-------- Record excerpts --------

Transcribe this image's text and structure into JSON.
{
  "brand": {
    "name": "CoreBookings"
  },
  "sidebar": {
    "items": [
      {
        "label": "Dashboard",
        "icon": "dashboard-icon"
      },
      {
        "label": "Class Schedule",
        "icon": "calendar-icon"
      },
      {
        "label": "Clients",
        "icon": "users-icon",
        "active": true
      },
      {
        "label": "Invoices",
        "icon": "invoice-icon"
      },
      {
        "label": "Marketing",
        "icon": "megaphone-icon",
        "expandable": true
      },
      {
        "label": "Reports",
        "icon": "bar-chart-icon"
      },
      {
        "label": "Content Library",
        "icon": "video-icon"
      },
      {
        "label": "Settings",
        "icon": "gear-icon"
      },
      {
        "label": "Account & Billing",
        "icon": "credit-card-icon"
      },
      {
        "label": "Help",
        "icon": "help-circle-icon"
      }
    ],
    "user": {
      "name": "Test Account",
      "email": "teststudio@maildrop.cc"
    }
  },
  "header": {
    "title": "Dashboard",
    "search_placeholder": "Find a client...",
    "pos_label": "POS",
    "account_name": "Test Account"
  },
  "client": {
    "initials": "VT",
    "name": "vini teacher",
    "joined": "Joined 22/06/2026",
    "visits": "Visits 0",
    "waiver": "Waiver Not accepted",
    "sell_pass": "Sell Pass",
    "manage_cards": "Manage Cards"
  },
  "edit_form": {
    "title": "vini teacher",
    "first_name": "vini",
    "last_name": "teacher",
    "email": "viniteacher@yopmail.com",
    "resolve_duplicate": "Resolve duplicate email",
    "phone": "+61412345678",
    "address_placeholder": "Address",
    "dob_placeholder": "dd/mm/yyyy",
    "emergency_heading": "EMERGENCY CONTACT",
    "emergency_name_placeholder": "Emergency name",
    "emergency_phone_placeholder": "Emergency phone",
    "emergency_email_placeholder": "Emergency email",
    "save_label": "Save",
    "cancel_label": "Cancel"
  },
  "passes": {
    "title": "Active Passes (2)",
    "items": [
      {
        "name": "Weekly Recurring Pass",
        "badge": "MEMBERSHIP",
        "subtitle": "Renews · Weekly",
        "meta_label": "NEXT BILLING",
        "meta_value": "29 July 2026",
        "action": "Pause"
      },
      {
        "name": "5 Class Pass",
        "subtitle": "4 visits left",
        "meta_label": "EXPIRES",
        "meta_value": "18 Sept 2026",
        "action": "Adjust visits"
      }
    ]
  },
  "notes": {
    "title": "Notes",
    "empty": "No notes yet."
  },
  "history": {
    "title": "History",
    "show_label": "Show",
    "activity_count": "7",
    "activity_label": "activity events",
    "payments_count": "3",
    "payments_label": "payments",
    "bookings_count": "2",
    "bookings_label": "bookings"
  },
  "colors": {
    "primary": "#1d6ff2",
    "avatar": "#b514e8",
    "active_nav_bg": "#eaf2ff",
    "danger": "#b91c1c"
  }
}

--------

**Aim of the exercise:** Retype the records in full. Keep every line identical to the original.

**Reply to the exercise:**
Transcribe this image's text and structure into JSON.
{
  "brand": {
    "name": "CoreBookings"
  },
  "sidebar": {
    "items": [
      {
        "label": "Dashboard",
        "icon": "dashboard-icon"
      },
      {
        "label": "Class Schedule",
        "icon": "calendar-icon"
      },
      {
        "label": "Clients",
        "icon": "users-icon",
        "active": true
      },
      {
        "label": "Invoices",
        "icon": "invoice-icon"
      },
      {
        "label": "Marketing",
        "icon": "megaphone-icon",
        "expandable": true
      },
      {
        "label": "Reports",
        "icon": "bar-chart-icon"
      },
      {
        "label": "Content Library",
        "icon": "video-icon"
      },
      {
        "label": "Settings",
        "icon": "gear-icon"
      },
      {
        "label": "Account & Billing",
        "icon": "credit-card-icon"
      },
      {
        "label": "Help",
        "icon": "help-circle-icon"
      }
    ],
    "user": {
      "name": "Test Account",
      "email": "teststudio@maildrop.cc"
    }
  },
  "header": {
    "title": "Dashboard",
    "search_placeholder": "Find a client...",
    "pos_label": "POS",
    "account_name": "Test Account"
  },
  "client": {
    "initials": "VT",
    "name": "vini teacher",
    "joined": "Joined 22/06/2026",
    "visits": "Visits 0",
    "waiver": "Waiver Not accepted",
    "sell_pass": "Sell Pass",
    "manage_cards": "Manage Cards"
  },
  "edit_form": {
    "title": "vini teacher",
    "first_name": "vini",
    "last_name": "teacher",
    "email": "viniteacher@yopmail.com",
    "resolve_duplicate": "Resolve duplicate email",
    "phone": "+61412345678",
    "address_placeholder": "Address",
    "dob_placeholder": "dd/mm/yyyy",
    "emergency_heading": "EMERGENCY CONTACT",
    "emergency_name_placeholder": "Emergency name",
    "emergency_phone_placeholder": "Emergency phone",
    "emergency_email_placeholder": "Emergency email",
    "save_label": "Save",
    "cancel_label": "Cancel"
  },
  "passes": {
    "title": "Active Passes (2)",
    "items": [
      {
        "name": "Weekly Recurring Pass",
        "badge": "MEMBERSHIP",
        "subtitle": "Renews · Weekly",
        "meta_label": "NEXT BILLING",
        "meta_value": "29 July 2026",
        "action": "Pause"
      },
      {
        "name": "5 Class Pass",
        "subtitle": "4 visits left",
        "meta_label": "EXPIRES",
        "meta_value": "18 Sept 2026",
        "action": "Adjust visits"
      }
    ]
  },
  "notes": {
    "title": "Notes",
    "empty": "No notes yet."
  },
  "history": {
    "title": "History",
    "show_label": "Show",
    "activity_count": "7",
    "activity_label": "activity events",
    "payments_count": "3",
    "payments_label": "payments",
    "bookings_count": "2",
    "bookings_label": "bookings"
  },
  "colors": {
    "primary": "#1d6ff2",
    "avatar": "#b514e8",
    "active_nav_bg": "#eaf2ff",
    "danger": "#b91c1c"
  }
}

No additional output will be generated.